> [Exercise materials]:

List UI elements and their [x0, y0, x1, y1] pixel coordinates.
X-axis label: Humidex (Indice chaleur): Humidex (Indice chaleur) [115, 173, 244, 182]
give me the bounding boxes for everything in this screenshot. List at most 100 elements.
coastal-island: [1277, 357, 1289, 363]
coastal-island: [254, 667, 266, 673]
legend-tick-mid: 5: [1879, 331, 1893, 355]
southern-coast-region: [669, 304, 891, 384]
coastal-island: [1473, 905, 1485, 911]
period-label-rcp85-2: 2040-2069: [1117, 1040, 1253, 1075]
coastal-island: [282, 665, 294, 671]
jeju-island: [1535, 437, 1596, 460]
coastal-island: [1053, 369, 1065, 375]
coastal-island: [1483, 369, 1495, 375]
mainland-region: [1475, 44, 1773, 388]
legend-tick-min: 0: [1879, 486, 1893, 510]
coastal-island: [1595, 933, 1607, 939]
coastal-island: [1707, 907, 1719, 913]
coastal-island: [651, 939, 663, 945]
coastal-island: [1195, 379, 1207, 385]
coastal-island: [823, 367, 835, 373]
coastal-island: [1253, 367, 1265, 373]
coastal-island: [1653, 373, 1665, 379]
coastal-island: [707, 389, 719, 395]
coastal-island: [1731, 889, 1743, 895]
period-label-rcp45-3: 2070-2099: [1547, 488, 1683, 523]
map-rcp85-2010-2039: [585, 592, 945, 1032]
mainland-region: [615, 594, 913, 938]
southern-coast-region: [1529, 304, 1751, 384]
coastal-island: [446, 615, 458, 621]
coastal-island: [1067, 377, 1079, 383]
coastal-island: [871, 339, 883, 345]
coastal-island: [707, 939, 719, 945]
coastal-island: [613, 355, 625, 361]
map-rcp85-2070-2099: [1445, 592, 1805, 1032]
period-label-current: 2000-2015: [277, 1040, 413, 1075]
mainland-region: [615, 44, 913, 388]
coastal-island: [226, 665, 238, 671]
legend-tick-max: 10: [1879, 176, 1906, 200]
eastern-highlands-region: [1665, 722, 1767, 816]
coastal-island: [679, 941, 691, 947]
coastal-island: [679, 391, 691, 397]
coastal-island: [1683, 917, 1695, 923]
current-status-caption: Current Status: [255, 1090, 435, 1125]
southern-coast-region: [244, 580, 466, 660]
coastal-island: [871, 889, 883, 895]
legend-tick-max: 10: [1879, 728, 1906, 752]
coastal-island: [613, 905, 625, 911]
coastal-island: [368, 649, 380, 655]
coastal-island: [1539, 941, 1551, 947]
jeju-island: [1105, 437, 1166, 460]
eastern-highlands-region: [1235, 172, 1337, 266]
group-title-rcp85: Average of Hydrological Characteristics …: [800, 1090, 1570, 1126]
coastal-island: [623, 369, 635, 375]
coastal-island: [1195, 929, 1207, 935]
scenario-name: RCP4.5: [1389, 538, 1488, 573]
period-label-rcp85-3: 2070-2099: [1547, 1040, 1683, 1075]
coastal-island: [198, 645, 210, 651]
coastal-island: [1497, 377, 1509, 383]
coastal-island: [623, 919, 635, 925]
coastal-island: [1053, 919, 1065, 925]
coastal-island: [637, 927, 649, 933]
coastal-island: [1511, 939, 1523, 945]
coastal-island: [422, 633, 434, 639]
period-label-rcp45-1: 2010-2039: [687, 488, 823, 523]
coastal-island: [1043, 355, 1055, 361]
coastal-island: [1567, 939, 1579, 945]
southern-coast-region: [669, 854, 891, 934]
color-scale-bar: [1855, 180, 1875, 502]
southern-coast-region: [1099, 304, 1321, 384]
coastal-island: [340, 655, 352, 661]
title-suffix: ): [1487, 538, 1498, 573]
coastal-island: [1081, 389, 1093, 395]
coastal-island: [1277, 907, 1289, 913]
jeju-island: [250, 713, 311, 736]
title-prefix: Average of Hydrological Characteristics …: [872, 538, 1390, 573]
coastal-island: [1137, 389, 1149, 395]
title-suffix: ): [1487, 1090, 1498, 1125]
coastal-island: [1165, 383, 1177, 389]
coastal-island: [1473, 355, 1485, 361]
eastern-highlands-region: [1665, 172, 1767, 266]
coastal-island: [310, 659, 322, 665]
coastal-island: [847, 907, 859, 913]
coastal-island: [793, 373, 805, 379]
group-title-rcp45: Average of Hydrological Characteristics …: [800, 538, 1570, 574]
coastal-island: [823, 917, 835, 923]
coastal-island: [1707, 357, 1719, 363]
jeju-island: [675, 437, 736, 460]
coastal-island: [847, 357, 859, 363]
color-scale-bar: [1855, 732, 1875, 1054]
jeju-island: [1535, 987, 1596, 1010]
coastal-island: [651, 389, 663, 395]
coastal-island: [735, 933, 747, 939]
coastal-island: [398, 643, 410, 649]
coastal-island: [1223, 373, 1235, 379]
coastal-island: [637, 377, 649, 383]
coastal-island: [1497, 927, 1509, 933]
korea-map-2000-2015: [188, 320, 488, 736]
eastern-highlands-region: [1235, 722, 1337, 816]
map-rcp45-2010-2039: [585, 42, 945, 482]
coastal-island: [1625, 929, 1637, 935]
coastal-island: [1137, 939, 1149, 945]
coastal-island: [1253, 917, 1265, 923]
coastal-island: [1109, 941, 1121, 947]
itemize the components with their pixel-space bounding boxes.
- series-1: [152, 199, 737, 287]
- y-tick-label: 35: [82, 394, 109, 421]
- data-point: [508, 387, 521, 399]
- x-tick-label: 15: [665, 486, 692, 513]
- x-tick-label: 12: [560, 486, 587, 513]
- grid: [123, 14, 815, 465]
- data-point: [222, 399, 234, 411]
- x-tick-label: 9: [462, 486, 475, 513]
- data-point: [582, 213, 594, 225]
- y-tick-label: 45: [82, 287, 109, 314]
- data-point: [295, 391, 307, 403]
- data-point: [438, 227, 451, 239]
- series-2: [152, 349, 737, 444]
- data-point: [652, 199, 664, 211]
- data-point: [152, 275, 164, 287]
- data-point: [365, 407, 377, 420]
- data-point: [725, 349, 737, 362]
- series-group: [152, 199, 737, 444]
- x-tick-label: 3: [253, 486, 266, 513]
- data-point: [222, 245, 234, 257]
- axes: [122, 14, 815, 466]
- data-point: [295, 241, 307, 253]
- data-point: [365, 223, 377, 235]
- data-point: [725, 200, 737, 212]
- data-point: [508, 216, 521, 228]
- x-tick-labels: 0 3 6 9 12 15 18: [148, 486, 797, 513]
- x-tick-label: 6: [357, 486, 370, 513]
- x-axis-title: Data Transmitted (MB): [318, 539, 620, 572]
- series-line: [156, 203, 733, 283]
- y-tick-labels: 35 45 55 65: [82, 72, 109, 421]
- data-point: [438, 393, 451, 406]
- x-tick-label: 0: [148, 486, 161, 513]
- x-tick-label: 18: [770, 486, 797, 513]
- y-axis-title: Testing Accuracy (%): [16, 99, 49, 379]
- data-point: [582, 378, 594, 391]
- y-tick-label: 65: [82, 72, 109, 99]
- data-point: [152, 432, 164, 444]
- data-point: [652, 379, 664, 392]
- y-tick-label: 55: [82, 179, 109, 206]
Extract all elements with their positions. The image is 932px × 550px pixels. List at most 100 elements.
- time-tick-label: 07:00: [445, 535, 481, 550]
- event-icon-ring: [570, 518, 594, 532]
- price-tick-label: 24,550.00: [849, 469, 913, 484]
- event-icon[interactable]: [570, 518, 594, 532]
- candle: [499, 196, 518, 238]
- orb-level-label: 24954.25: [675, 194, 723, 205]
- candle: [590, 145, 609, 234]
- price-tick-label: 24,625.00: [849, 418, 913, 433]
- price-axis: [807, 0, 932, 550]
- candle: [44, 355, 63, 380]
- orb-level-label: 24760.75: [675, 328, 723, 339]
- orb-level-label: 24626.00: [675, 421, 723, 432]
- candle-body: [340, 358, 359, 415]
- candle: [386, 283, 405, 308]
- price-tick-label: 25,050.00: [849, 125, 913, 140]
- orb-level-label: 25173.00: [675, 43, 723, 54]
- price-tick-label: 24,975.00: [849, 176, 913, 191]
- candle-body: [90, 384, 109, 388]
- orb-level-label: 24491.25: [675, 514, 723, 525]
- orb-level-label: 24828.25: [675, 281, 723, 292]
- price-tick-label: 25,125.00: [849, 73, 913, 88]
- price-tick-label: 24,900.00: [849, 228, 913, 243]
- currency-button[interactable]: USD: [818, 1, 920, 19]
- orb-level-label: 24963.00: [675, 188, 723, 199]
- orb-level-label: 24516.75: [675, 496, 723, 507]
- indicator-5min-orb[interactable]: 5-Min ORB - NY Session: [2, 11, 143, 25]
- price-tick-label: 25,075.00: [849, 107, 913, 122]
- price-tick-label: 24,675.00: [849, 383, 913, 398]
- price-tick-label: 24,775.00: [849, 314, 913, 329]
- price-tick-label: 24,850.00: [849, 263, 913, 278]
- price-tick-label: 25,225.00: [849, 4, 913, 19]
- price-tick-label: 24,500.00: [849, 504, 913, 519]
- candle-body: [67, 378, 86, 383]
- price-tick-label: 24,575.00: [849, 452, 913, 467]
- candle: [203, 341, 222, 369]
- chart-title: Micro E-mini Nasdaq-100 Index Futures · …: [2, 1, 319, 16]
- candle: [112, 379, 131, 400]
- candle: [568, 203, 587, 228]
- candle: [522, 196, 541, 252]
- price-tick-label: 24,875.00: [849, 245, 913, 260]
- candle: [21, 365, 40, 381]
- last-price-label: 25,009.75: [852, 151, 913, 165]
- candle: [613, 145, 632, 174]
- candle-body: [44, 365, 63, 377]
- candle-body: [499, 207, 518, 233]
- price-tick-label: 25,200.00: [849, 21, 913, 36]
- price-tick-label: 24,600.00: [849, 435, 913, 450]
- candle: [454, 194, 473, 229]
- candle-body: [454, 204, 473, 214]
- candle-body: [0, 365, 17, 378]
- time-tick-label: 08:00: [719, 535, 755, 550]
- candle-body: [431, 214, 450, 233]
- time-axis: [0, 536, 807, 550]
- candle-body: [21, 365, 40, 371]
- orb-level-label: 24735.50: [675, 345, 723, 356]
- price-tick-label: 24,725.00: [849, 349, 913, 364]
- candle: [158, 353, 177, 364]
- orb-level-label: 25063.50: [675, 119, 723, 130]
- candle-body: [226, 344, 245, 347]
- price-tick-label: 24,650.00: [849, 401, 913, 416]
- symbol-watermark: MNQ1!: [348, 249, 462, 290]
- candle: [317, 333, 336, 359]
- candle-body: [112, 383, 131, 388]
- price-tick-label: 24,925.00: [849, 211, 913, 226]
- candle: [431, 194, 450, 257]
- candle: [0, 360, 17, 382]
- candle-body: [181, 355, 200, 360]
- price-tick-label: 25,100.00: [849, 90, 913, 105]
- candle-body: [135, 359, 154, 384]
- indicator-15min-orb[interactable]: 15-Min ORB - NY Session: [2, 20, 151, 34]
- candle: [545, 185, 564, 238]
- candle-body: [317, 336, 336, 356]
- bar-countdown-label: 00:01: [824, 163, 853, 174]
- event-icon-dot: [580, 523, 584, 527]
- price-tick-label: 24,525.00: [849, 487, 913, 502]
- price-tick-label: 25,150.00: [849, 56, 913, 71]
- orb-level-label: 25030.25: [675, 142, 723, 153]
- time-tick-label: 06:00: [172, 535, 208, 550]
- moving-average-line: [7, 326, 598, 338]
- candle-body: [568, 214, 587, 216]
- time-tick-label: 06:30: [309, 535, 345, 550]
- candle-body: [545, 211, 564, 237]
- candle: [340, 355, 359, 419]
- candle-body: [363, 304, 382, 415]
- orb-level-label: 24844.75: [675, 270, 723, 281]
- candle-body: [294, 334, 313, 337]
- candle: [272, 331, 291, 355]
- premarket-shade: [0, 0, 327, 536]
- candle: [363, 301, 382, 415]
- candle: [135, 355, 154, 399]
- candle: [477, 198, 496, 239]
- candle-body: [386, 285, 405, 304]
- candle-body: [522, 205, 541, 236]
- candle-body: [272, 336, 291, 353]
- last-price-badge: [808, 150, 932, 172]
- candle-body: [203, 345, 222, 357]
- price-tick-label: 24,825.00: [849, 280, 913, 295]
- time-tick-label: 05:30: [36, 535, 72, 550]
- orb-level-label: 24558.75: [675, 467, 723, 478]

> [Set exercise]:
Return the lines of data from the start of the records through the line containing "current-status-caption: Current Status: [255, 1090, 435, 1125]", both ends included, unchanged.

> [Response below]:
List UI elements and their [x0, y0, x1, y1] pixel coordinates.
X-axis label: Humidex (Indice chaleur): Humidex (Indice chaleur) [115, 173, 244, 182]
give me the bounding boxes for everything in this screenshot. List at most 100 elements.
coastal-island: [1277, 357, 1289, 363]
coastal-island: [254, 667, 266, 673]
legend-tick-mid: 5: [1879, 331, 1893, 355]
southern-coast-region: [669, 304, 891, 384]
coastal-island: [1473, 905, 1485, 911]
period-label-rcp85-2: 2040-2069: [1117, 1040, 1253, 1075]
coastal-island: [282, 665, 294, 671]
jeju-island: [1535, 437, 1596, 460]
coastal-island: [1053, 369, 1065, 375]
coastal-island: [1483, 369, 1495, 375]
mainland-region: [1475, 44, 1773, 388]
legend-tick-min: 0: [1879, 486, 1893, 510]
coastal-island: [1595, 933, 1607, 939]
coastal-island: [1707, 907, 1719, 913]
coastal-island: [651, 939, 663, 945]
coastal-island: [1195, 379, 1207, 385]
coastal-island: [823, 367, 835, 373]
coastal-island: [1253, 367, 1265, 373]
coastal-island: [1653, 373, 1665, 379]
coastal-island: [707, 389, 719, 395]
coastal-island: [1731, 889, 1743, 895]
period-label-rcp45-3: 2070-2099: [1547, 488, 1683, 523]
map-rcp85-2010-2039: [585, 592, 945, 1032]
mainland-region: [615, 594, 913, 938]
southern-coast-region: [1529, 304, 1751, 384]
coastal-island: [446, 615, 458, 621]
coastal-island: [1067, 377, 1079, 383]
coastal-island: [871, 339, 883, 345]
coastal-island: [707, 939, 719, 945]
coastal-island: [613, 355, 625, 361]
map-rcp85-2070-2099: [1445, 592, 1805, 1032]
period-label-current: 2000-2015: [277, 1040, 413, 1075]
mainland-region: [615, 44, 913, 388]
coastal-island: [226, 665, 238, 671]
legend-tick-max: 10: [1879, 176, 1906, 200]
eastern-highlands-region: [1665, 722, 1767, 816]
coastal-island: [679, 941, 691, 947]
coastal-island: [679, 391, 691, 397]
coastal-island: [1683, 917, 1695, 923]
current-status-caption: Current Status: [255, 1090, 435, 1125]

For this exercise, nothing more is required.